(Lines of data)
◆ ◆ ◆ ◆ ◆

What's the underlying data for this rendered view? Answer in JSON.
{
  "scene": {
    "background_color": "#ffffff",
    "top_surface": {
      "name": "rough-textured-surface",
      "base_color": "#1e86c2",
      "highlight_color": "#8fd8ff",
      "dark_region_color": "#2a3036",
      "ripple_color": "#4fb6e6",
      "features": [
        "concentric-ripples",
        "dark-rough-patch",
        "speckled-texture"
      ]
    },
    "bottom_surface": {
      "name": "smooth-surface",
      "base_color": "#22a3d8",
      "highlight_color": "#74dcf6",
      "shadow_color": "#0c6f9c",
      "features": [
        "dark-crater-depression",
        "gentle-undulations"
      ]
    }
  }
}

◆ ◆ ◆ ◆ ◆

- **Goal**: Take the material above and return all of it exactly.

- **Expected answer**:
What's the underlying data for this rendered view? Answer in JSON.
{
  "scene": {
    "background_color": "#ffffff",
    "top_surface": {
      "name": "rough-textured-surface",
      "base_color": "#1e86c2",
      "highlight_color": "#8fd8ff",
      "dark_region_color": "#2a3036",
      "ripple_color": "#4fb6e6",
      "features": [
        "concentric-ripples",
        "dark-rough-patch",
        "speckled-texture"
      ]
    },
    "bottom_surface": {
      "name": "smooth-surface",
      "base_color": "#22a3d8",
      "highlight_color": "#74dcf6",
      "shadow_color": "#0c6f9c",
      "features": [
        "dark-crater-depression",
        "gentle-undulations"
      ]
    }
  }
}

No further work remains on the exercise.